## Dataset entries
┄┄┄┄┄┄┄┄┄┄┄┄┄┄┄┄┄┄┄┄

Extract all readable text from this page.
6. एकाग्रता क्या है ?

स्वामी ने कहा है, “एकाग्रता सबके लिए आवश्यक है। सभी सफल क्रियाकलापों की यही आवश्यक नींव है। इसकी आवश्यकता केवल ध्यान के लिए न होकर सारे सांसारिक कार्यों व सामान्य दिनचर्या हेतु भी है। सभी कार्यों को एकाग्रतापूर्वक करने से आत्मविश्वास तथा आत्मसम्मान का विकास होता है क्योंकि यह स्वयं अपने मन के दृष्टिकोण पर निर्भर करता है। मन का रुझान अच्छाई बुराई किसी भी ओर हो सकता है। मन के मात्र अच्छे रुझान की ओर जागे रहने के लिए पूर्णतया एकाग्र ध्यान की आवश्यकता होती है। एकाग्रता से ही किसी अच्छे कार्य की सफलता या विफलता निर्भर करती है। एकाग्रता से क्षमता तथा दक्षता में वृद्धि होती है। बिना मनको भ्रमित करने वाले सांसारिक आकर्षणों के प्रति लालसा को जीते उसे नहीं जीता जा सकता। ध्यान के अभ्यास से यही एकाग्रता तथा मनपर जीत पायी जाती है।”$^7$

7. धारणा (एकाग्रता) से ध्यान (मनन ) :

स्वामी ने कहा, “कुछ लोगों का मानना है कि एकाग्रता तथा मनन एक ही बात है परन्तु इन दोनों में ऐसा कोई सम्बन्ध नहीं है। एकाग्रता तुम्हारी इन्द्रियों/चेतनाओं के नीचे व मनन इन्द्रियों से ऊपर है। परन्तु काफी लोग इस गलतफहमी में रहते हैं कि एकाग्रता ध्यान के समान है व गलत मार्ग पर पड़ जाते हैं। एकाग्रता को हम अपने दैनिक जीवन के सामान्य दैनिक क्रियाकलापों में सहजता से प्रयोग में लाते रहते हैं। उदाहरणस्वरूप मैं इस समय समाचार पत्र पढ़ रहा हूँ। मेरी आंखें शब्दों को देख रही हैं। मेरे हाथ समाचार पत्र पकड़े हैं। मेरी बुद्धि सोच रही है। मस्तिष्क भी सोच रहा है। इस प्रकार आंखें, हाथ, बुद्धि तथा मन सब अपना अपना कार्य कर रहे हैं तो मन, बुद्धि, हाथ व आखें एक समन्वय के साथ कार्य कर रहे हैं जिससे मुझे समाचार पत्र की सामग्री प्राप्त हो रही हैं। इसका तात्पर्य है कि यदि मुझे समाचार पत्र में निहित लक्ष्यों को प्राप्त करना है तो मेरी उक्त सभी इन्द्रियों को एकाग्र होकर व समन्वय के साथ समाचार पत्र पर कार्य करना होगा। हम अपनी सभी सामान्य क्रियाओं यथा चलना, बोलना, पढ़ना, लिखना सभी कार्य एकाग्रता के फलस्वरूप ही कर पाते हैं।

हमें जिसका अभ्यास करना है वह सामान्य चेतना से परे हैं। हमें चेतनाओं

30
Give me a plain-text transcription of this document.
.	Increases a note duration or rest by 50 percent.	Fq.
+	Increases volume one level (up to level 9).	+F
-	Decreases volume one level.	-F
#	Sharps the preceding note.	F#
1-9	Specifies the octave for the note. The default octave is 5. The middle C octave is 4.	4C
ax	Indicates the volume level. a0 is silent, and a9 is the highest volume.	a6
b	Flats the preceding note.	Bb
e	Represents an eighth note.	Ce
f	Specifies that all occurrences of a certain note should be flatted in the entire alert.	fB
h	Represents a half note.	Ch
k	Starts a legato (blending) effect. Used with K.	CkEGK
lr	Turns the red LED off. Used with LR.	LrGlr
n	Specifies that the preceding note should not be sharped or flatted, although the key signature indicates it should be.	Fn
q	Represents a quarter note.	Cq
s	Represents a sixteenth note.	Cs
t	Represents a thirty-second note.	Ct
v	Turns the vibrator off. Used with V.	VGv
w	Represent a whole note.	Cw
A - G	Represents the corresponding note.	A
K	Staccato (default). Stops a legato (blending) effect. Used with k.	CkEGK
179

┄┄┄┄┄┄┄┄┄┄┄┄┄┄┄┄┄┄┄┄

## Aim of the exercise
Count how many lines of the material hold the string "should". Give the number and nothing more.

## Output of the task
2